[Data items]
────

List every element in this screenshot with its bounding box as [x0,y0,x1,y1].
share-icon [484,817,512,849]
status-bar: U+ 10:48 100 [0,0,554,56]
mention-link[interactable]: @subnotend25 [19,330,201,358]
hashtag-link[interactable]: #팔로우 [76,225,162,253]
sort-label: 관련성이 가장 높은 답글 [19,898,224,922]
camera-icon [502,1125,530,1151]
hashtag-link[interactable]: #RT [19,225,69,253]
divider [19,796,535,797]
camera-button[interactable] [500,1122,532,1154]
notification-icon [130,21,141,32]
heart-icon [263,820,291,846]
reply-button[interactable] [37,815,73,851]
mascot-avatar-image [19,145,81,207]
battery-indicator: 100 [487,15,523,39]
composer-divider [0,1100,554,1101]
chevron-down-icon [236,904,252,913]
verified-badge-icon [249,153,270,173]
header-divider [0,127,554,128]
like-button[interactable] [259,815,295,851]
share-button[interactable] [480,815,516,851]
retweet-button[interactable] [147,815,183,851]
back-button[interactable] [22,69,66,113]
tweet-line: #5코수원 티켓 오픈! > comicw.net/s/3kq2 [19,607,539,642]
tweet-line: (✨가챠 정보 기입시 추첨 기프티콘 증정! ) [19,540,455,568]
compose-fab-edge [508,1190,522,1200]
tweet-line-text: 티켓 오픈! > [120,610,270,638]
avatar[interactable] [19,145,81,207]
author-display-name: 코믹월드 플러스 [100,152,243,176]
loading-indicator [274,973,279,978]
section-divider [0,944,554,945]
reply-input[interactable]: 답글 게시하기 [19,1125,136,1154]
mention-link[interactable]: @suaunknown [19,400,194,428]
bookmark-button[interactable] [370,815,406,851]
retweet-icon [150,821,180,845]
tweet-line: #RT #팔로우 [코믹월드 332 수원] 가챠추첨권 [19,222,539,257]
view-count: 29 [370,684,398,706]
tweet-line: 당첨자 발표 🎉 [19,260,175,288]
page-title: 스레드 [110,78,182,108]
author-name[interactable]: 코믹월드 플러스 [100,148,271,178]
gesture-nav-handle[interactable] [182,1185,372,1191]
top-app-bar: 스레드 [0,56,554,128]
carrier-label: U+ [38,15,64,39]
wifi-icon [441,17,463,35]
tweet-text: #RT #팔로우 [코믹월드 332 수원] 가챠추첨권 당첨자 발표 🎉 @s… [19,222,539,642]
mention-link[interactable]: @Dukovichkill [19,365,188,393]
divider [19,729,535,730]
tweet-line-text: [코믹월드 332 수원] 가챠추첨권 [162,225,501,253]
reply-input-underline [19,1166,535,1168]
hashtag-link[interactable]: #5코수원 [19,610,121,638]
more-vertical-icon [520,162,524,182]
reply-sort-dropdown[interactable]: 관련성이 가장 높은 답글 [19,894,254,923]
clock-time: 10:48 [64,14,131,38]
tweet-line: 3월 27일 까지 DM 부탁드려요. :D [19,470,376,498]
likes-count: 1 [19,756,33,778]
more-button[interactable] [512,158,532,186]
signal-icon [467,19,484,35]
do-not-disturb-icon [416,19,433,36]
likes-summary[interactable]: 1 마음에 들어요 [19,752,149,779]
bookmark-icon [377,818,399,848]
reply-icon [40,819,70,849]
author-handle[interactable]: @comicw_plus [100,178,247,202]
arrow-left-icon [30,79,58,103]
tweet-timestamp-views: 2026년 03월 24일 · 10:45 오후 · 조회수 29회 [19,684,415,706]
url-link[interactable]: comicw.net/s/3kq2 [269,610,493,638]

────

• [Aim of the exercise]
Copy out the lines of the data word for word, from the first line through the line that contains "heart-icon [263,820,291,846]".

• [Result of this task]
List every element in this screenshot with its bounding box as [x0,y0,x1,y1].
share-icon [484,817,512,849]
status-bar: U+ 10:48 100 [0,0,554,56]
mention-link[interactable]: @subnotend25 [19,330,201,358]
hashtag-link[interactable]: #팔로우 [76,225,162,253]
sort-label: 관련성이 가장 높은 답글 [19,898,224,922]
camera-icon [502,1125,530,1151]
hashtag-link[interactable]: #RT [19,225,69,253]
divider [19,796,535,797]
camera-button[interactable] [500,1122,532,1154]
notification-icon [130,21,141,32]
heart-icon [263,820,291,846]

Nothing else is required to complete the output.